The data below should be printed in full, exactly, and without any of its images.

**Data section**
══════════════════════════════

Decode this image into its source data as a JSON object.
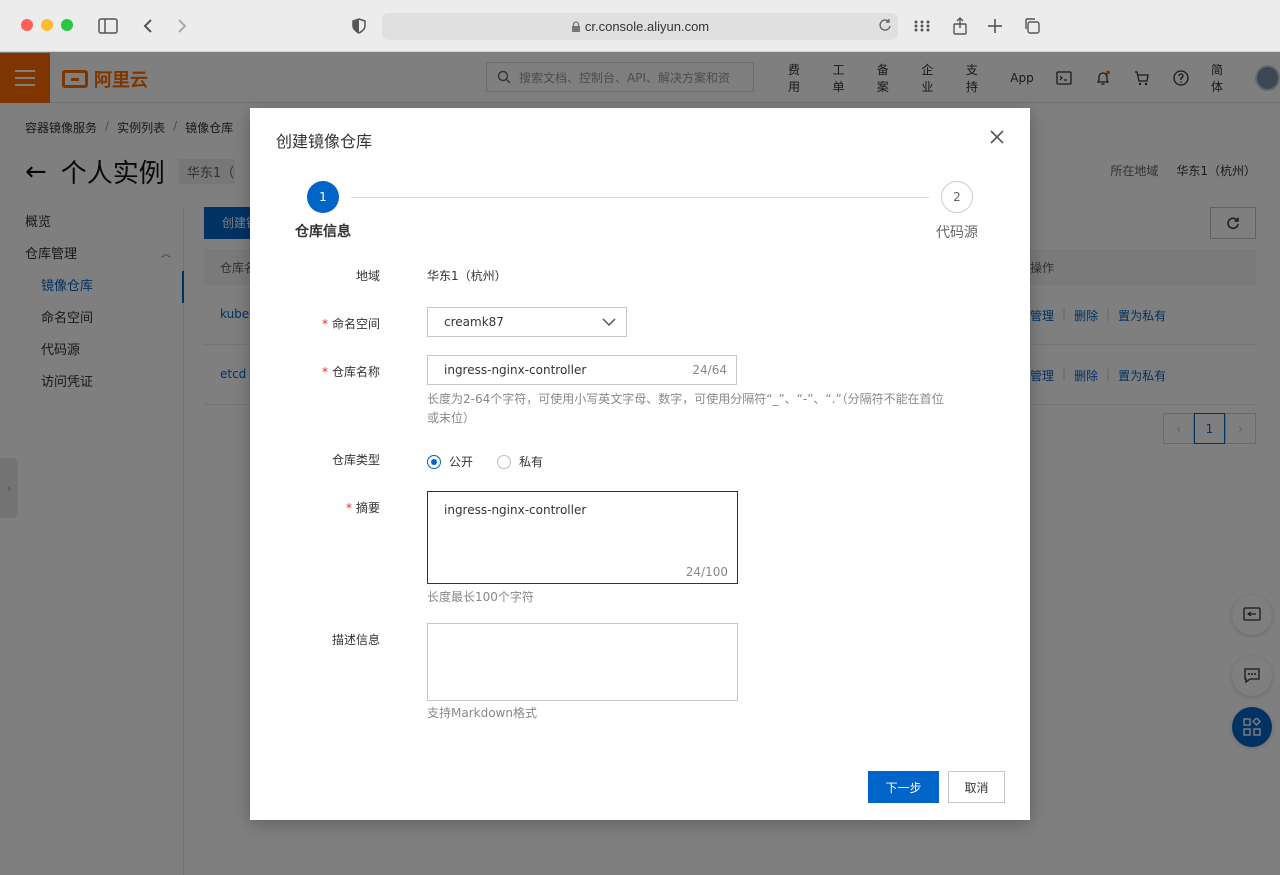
{
  "browser": {
    "url": "cr.console.aliyun.com"
  },
  "topnav": {
    "logo_text": "阿里云",
    "search_placeholder": "搜索文档、控制台、API、解决方案和资",
    "items": [
      "费用",
      "工单",
      "备案",
      "企业",
      "支持",
      "App"
    ],
    "lang": "简体",
    "accent_color": "#ff6a00"
  },
  "breadcrumb": [
    "容器镜像服务",
    "实例列表",
    "镜像仓库"
  ],
  "page": {
    "title": "个人实例",
    "region_pill": "华东1（杭州）",
    "region_label": "所在地域",
    "region_value": "华东1（杭州）"
  },
  "sidebar": {
    "items": [
      {
        "label": "概览"
      },
      {
        "label": "仓库管理"
      },
      {
        "label": "镜像仓库"
      },
      {
        "label": "命名空间"
      },
      {
        "label": "代码源"
      },
      {
        "label": "访问凭证"
      }
    ]
  },
  "table": {
    "create_button": "创建镜像仓库",
    "col_name": "仓库名称",
    "col_ops": "操作",
    "rows": [
      {
        "name": "kube-",
        "ops": [
          "管理",
          "删除",
          "置为私有"
        ]
      },
      {
        "name": "etcd",
        "ops": [
          "管理",
          "删除",
          "置为私有"
        ]
      }
    ],
    "current_page": "1"
  },
  "dialog": {
    "title": "创建镜像仓库",
    "steps": [
      {
        "num": "1",
        "label": "仓库信息"
      },
      {
        "num": "2",
        "label": "代码源"
      }
    ],
    "fields": {
      "region": {
        "label": "地域",
        "value": "华东1（杭州）"
      },
      "namespace": {
        "label": "命名空间",
        "value": "creamk87"
      },
      "repo_name": {
        "label": "仓库名称",
        "value": "ingress-nginx-controller",
        "counter": "24/64",
        "help": "长度为2-64个字符，可使用小写英文字母、数字，可使用分隔符“_”、“-”、“.”（分隔符不能在首位或末位）"
      },
      "repo_type": {
        "label": "仓库类型",
        "options": [
          "公开",
          "私有"
        ],
        "selected": "公开"
      },
      "summary": {
        "label": "摘要",
        "value": "ingress-nginx-controller",
        "counter": "24/100",
        "help": "长度最长100个字符"
      },
      "description": {
        "label": "描述信息",
        "value": "",
        "help": "支持Markdown格式"
      }
    },
    "next_button": "下一步",
    "cancel_button": "取消",
    "primary_color": "#0064c8"
  }
}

══════════════════════════════

**Result of this task**
Decode this image into its source data as a JSON object.
{
  "browser": {
    "url": "cr.console.aliyun.com"
  },
  "topnav": {
    "logo_text": "阿里云",
    "search_placeholder": "搜索文档、控制台、API、解决方案和资",
    "items": [
      "费用",
      "工单",
      "备案",
      "企业",
      "支持",
      "App"
    ],
    "lang": "简体",
    "accent_color": "#ff6a00"
  },
  "breadcrumb": [
    "容器镜像服务",
    "实例列表",
    "镜像仓库"
  ],
  "page": {
    "title": "个人实例",
    "region_pill": "华东1（杭州）",
    "region_label": "所在地域",
    "region_value": "华东1（杭州）"
  },
  "sidebar": {
    "items": [
      {
        "label": "概览"
      },
      {
        "label": "仓库管理"
      },
      {
        "label": "镜像仓库"
      },
      {
        "label": "命名空间"
      },
      {
        "label": "代码源"
      },
      {
        "label": "访问凭证"
      }
    ]
  },
  "table": {
    "create_button": "创建镜像仓库",
    "col_name": "仓库名称",
    "col_ops": "操作",
    "rows": [
      {
        "name": "kube-",
        "ops": [
          "管理",
          "删除",
          "置为私有"
        ]
      },
      {
        "name": "etcd",
        "ops": [
          "管理",
          "删除",
          "置为私有"
        ]
      }
    ],
    "current_page": "1"
  },
  "dialog": {
    "title": "创建镜像仓库",
    "steps": [
      {
        "num": "1",
        "label": "仓库信息"
      },
      {
        "num": "2",
        "label": "代码源"
      }
    ],
    "fields": {
      "region": {
        "label": "地域",
        "value": "华东1（杭州）"
      },
      "namespace": {
        "label": "命名空间",
        "value": "creamk87"
      },
      "repo_name": {
        "label": "仓库名称",
        "value": "ingress-nginx-controller",
        "counter": "24/64",
        "help": "长度为2-64个字符，可使用小写英文字母、数字，可使用分隔符“_”、“-”、“.”（分隔符不能在首位或末位）"
      },
      "repo_type": {
        "label": "仓库类型",
        "options": [
          "公开",
          "私有"
        ],
        "selected": "公开"
      },
      "summary": {
        "label": "摘要",
        "value": "ingress-nginx-controller",
        "counter": "24/100",
        "help": "长度最长100个字符"
      },
      "description": {
        "label": "描述信息",
        "value": "",
        "help": "支持Markdown格式"
      }
    },
    "next_button": "下一步",
    "cancel_button": "取消",
    "primary_color": "#0064c8"
  }
}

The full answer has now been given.